____ Exercise materials
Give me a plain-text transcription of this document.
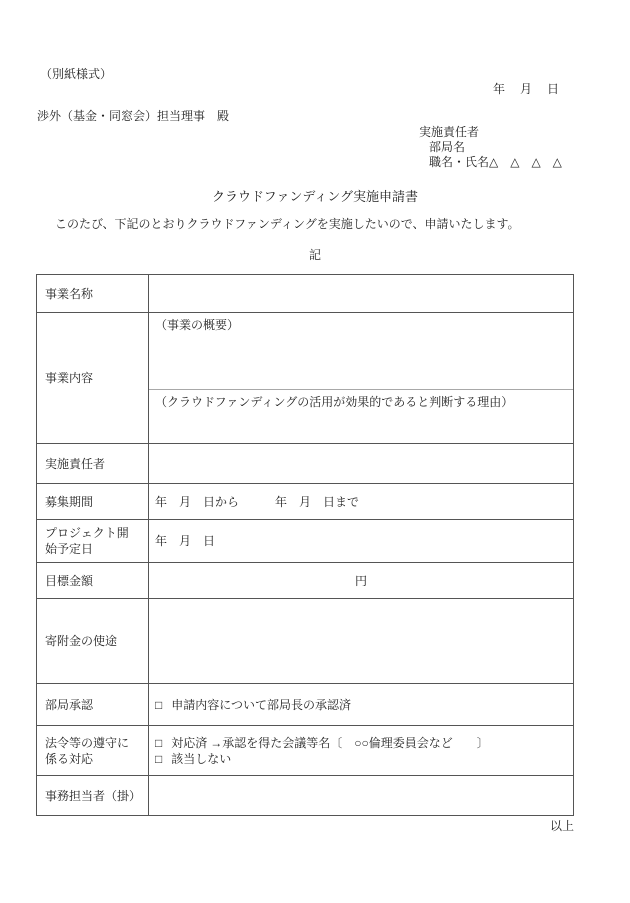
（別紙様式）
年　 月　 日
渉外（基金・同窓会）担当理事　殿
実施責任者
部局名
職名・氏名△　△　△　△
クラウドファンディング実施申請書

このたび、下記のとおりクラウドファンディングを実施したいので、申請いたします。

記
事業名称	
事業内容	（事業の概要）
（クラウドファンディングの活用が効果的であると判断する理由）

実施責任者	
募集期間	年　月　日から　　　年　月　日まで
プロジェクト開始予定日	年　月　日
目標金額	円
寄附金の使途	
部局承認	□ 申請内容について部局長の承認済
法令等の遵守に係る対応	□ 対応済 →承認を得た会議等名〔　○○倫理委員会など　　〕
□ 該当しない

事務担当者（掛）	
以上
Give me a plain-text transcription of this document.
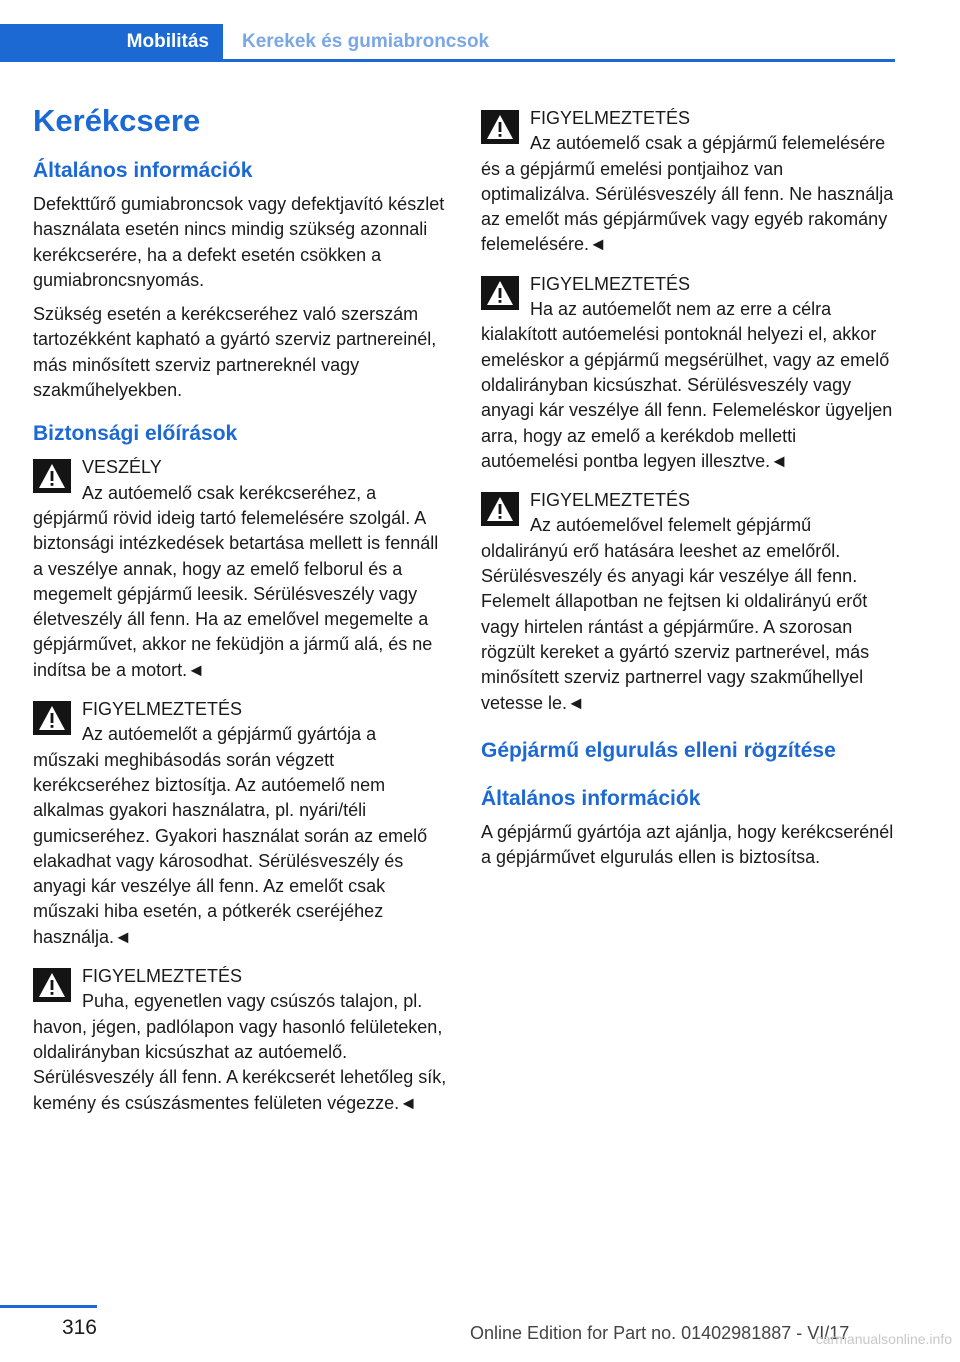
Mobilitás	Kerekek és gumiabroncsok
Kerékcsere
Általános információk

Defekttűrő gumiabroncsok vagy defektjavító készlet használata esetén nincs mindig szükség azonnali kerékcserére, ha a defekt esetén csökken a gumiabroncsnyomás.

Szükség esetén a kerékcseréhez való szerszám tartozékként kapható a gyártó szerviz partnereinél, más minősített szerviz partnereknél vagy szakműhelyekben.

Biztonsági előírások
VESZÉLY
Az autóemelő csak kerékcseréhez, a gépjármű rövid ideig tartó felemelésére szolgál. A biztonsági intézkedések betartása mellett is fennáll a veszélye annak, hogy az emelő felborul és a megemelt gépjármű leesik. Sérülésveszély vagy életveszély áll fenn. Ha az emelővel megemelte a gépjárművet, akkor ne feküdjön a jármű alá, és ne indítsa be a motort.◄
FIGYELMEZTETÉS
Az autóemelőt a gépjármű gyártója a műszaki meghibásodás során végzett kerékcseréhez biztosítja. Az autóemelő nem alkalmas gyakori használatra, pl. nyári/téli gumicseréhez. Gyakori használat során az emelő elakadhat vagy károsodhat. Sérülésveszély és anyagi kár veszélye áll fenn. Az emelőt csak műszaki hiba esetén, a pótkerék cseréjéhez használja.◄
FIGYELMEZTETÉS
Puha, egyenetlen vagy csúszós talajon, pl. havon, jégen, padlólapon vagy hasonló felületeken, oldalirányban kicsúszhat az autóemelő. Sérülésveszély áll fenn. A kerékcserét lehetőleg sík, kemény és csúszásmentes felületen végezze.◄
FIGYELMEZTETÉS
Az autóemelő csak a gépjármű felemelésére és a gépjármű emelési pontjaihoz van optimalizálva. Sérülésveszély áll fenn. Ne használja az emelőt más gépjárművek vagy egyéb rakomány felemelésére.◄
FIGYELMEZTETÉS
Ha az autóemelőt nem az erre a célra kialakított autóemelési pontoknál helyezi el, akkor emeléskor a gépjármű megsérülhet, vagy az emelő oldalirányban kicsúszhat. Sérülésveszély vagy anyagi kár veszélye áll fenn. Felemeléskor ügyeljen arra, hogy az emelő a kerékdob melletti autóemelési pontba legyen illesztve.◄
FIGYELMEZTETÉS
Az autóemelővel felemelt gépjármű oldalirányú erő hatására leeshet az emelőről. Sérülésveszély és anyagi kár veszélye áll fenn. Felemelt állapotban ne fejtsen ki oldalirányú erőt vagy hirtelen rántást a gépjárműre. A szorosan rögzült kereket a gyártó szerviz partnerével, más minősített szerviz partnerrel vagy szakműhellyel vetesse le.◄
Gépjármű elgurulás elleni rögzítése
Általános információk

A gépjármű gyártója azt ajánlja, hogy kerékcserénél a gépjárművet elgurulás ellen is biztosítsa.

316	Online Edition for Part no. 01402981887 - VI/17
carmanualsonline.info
________
____ Exercise materials
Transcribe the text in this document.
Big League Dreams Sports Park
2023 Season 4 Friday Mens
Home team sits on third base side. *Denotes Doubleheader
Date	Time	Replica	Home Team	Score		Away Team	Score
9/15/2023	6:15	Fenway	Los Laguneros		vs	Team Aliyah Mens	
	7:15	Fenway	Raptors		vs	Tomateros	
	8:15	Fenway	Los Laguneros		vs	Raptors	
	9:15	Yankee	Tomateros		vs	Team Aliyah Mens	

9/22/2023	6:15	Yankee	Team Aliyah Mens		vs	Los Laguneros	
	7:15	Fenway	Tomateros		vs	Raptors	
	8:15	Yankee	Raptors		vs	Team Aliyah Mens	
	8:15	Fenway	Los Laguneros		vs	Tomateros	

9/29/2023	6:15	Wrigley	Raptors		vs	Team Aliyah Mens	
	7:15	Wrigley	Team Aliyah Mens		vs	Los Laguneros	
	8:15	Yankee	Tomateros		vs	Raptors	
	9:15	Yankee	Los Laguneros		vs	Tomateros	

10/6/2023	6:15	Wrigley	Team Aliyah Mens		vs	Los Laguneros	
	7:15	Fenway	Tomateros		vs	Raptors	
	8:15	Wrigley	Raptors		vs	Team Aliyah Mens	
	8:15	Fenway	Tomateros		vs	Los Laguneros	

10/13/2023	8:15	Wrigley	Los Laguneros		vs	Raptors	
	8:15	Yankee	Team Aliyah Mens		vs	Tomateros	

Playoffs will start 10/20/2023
________
____ Exercise materials
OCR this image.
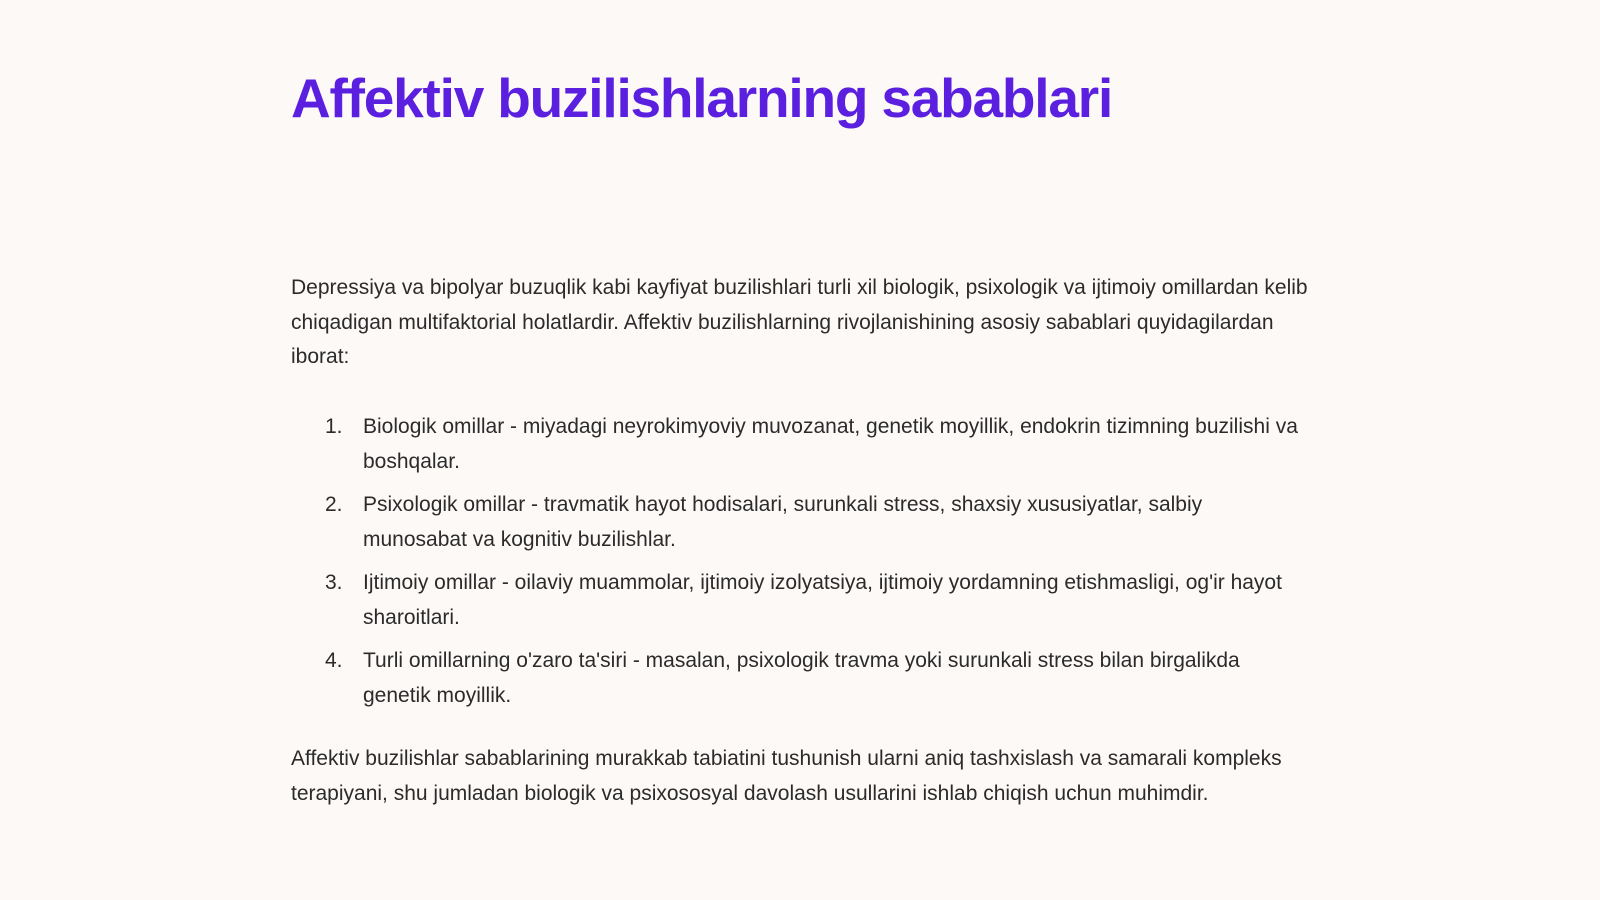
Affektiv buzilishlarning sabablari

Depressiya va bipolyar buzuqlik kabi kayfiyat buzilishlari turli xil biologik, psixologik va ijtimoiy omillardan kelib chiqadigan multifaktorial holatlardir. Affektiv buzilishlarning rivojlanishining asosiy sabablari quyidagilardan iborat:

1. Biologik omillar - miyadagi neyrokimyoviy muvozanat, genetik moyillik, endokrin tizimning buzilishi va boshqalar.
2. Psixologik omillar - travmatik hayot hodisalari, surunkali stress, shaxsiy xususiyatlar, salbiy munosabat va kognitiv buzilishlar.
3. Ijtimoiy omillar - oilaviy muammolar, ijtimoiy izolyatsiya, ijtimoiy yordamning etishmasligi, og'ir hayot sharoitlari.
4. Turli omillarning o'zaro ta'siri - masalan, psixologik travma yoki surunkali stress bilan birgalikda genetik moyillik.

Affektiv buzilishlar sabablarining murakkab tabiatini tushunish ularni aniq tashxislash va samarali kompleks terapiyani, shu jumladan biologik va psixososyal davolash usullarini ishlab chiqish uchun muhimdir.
________
**Task description**
Only lines with the word "gyártója" are wanted, so copy each one from the records.

**Correct response**
Az autóemelőt a gépjármű gyártója a műszaki meghibásodás során végzett kerékcseréhez biztosítja. Az autóemelő nem alkalmas gyakori használatra, pl. nyári/téli gumicseréhez. Gyakori használat során az emelő elakadhat vagy károsodhat. Sérülésveszély és anyagi kár veszélye áll fenn. Az emelőt csak műszaki hiba esetén, a pótkerék cseréjéhez használja.◄
A gépjármű gyártója azt ajánlja, hogy kerékcserénél a gépjárművet elgurulás ellen is biztosítsa.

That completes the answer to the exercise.